[Exercise details] Take every line that has the string "were" and copy it out.

(Extracted records)
--------------------

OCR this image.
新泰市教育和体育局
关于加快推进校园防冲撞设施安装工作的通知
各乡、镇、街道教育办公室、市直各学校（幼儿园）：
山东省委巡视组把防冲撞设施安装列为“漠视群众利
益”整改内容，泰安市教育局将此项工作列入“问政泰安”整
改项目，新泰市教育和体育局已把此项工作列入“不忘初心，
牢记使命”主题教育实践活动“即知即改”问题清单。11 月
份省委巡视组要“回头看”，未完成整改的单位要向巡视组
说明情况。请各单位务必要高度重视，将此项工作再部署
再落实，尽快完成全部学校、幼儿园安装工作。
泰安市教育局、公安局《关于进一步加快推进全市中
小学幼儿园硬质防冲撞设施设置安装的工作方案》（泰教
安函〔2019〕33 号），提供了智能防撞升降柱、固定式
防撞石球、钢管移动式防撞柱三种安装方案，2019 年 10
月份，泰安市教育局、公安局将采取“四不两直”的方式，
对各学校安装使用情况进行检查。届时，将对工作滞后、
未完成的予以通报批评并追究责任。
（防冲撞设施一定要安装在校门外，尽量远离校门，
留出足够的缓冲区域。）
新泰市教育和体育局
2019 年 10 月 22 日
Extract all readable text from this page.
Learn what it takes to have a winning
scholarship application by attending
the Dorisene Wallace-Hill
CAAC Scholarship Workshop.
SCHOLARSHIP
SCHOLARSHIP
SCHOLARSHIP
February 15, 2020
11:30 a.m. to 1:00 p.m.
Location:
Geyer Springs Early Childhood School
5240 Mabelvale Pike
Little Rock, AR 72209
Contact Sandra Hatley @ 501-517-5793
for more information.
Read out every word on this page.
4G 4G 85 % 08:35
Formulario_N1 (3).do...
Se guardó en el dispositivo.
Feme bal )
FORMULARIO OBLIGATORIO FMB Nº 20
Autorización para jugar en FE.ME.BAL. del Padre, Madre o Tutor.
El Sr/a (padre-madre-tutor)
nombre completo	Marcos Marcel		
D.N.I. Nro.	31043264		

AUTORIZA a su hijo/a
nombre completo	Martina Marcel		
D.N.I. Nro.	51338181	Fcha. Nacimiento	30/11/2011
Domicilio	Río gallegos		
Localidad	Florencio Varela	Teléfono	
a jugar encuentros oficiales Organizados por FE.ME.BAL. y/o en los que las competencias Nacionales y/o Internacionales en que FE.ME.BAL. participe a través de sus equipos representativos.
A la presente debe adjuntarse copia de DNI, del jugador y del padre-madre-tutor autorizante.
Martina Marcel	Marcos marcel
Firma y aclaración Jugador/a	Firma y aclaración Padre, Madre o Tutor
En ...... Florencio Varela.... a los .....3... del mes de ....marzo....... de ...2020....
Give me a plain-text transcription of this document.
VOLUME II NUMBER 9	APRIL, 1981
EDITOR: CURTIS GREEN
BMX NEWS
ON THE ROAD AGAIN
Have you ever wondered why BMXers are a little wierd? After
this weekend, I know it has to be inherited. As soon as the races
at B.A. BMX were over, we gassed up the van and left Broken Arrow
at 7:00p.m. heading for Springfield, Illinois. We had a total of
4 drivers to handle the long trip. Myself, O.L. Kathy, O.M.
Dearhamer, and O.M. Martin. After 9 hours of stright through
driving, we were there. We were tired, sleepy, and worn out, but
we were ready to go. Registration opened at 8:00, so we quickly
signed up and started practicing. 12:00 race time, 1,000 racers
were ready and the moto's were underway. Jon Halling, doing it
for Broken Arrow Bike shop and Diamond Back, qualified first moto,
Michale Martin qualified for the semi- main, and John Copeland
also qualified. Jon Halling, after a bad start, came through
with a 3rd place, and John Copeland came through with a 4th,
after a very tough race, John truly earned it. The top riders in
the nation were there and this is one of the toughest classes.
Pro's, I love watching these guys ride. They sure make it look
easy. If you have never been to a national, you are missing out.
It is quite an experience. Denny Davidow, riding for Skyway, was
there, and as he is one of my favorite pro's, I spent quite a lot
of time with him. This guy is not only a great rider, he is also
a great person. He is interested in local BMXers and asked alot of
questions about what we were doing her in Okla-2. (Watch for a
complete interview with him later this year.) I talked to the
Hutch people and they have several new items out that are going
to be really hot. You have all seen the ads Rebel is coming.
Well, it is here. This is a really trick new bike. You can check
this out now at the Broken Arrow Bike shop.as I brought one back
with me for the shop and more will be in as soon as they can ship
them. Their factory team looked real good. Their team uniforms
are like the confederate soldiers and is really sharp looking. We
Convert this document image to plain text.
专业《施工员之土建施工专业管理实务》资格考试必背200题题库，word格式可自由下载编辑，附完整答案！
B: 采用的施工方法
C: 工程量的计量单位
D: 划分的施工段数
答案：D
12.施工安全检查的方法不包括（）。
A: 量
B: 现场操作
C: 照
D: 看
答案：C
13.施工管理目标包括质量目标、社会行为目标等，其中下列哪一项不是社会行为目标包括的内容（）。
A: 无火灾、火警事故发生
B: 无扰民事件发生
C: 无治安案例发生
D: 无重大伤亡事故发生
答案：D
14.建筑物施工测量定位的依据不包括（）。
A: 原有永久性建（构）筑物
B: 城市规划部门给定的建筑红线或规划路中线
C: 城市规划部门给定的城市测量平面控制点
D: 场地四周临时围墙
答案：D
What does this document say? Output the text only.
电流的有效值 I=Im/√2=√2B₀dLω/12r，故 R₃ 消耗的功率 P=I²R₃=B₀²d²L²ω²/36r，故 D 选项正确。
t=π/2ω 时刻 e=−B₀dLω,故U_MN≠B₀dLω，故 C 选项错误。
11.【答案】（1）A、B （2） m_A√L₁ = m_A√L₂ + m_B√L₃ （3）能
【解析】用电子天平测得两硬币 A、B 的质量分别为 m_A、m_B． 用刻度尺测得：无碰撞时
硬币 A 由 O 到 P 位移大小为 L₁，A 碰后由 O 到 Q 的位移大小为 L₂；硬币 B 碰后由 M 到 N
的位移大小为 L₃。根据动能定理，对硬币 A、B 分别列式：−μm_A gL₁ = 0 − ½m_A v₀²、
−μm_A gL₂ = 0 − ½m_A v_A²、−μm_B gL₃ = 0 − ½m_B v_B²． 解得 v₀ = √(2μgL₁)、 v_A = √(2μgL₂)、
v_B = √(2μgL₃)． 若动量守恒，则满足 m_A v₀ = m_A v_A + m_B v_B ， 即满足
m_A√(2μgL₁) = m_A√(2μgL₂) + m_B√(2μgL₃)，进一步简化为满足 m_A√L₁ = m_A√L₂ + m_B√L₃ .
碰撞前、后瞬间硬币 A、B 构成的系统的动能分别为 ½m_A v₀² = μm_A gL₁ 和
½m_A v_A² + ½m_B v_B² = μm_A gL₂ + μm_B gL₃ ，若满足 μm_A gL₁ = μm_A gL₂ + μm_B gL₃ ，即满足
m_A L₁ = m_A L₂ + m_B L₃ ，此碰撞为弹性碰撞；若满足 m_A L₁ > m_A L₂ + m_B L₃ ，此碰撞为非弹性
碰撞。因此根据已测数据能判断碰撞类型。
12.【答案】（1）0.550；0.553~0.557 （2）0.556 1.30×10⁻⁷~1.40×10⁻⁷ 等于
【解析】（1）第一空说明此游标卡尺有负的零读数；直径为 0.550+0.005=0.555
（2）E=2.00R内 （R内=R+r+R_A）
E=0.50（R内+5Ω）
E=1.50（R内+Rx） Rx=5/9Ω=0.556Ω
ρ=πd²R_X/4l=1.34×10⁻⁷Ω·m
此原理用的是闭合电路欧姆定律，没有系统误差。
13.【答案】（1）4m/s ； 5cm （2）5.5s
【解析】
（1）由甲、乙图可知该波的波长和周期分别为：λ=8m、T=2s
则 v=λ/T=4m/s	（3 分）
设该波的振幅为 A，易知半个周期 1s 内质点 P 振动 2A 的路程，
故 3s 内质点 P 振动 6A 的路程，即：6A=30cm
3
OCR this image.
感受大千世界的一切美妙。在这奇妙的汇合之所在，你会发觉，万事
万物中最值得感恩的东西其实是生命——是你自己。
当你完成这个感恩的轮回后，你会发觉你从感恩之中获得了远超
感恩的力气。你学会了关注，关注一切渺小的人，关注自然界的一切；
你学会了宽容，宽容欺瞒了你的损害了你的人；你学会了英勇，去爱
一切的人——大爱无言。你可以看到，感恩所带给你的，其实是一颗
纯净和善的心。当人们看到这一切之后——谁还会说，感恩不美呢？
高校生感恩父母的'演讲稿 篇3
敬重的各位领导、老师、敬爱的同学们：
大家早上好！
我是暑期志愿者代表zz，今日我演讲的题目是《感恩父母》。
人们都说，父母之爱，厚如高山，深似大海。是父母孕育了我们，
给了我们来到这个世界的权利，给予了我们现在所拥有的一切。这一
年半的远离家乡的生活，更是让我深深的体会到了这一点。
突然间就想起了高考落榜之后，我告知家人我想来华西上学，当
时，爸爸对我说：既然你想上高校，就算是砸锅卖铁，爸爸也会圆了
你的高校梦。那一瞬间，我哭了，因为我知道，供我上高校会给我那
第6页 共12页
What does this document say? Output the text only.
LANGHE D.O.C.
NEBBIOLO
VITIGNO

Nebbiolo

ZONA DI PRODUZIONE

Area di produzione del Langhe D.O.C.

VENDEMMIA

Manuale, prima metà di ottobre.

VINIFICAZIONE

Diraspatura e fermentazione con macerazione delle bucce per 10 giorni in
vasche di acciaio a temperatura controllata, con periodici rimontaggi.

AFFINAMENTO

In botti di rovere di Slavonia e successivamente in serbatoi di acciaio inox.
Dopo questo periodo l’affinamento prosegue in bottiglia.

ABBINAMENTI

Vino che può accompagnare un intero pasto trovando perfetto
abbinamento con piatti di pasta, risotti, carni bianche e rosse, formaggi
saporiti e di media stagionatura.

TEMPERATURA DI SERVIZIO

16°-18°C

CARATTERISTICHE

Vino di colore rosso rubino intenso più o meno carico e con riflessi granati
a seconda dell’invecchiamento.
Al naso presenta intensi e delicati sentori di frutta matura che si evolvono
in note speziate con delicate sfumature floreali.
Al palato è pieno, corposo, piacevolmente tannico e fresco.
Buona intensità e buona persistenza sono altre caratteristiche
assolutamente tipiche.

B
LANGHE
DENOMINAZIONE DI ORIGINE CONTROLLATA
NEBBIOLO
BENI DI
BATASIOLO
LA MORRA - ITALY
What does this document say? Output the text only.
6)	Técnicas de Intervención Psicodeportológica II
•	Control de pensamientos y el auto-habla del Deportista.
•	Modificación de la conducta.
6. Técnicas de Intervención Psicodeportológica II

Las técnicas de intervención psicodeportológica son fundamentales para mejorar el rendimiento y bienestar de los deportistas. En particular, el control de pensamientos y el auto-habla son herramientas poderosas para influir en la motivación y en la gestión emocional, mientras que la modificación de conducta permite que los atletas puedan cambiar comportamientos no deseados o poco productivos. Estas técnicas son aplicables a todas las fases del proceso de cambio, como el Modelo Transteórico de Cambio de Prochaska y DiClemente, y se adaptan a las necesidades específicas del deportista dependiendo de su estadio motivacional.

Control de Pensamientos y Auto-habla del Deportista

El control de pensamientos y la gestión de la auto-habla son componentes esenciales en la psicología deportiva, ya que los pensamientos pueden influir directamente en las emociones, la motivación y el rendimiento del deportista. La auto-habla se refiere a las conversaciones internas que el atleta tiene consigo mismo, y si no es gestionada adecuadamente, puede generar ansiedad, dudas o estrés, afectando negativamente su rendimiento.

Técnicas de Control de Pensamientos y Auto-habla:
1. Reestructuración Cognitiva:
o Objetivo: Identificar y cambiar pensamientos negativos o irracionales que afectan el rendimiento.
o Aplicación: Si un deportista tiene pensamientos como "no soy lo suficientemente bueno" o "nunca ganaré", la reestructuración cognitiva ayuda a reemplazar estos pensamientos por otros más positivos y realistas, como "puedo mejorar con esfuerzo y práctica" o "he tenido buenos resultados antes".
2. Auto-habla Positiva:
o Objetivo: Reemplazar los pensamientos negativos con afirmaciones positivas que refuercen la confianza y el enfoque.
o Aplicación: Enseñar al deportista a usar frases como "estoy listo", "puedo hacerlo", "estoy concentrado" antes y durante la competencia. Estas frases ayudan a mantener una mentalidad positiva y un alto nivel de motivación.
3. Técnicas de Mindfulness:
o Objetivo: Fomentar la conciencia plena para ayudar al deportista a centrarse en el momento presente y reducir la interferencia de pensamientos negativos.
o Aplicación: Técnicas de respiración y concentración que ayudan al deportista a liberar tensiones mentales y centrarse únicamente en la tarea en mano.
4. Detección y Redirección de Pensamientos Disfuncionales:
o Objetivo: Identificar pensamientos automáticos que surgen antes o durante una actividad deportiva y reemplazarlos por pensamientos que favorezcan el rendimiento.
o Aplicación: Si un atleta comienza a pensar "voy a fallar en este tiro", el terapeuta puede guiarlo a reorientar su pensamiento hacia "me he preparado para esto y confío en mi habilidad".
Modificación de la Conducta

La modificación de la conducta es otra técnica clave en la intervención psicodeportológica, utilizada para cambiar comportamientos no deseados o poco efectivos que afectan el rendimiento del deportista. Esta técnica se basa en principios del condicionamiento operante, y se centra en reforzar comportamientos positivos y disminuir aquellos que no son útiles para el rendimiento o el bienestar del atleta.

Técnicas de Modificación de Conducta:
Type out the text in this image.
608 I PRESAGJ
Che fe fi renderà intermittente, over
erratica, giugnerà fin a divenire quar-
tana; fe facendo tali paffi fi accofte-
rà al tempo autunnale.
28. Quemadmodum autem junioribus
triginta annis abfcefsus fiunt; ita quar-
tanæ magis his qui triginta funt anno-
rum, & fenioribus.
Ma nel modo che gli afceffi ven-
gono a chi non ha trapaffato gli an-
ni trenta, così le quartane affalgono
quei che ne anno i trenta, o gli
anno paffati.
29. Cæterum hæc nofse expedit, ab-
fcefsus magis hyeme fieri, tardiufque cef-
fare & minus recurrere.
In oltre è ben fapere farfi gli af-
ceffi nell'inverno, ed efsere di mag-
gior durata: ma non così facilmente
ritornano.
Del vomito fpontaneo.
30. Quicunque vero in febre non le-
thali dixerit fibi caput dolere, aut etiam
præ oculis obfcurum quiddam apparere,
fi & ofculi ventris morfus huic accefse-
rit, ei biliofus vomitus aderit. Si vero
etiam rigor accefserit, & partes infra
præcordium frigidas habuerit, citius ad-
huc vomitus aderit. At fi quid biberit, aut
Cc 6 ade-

--------------------

[Result of this exercise]
at B.A. BMX were over, we gassed up the van and left Broken Arrow
driving, we were there. We were tired, sleepy, and worn out, but
we were ready to go. Registration opened at 8:00, so we quickly
were ready and the moto's were underway. Jon Halling, doing it
the nation were there and this is one of the toughest classes.
questions about what we were doing her in Okla-2. (Watch for a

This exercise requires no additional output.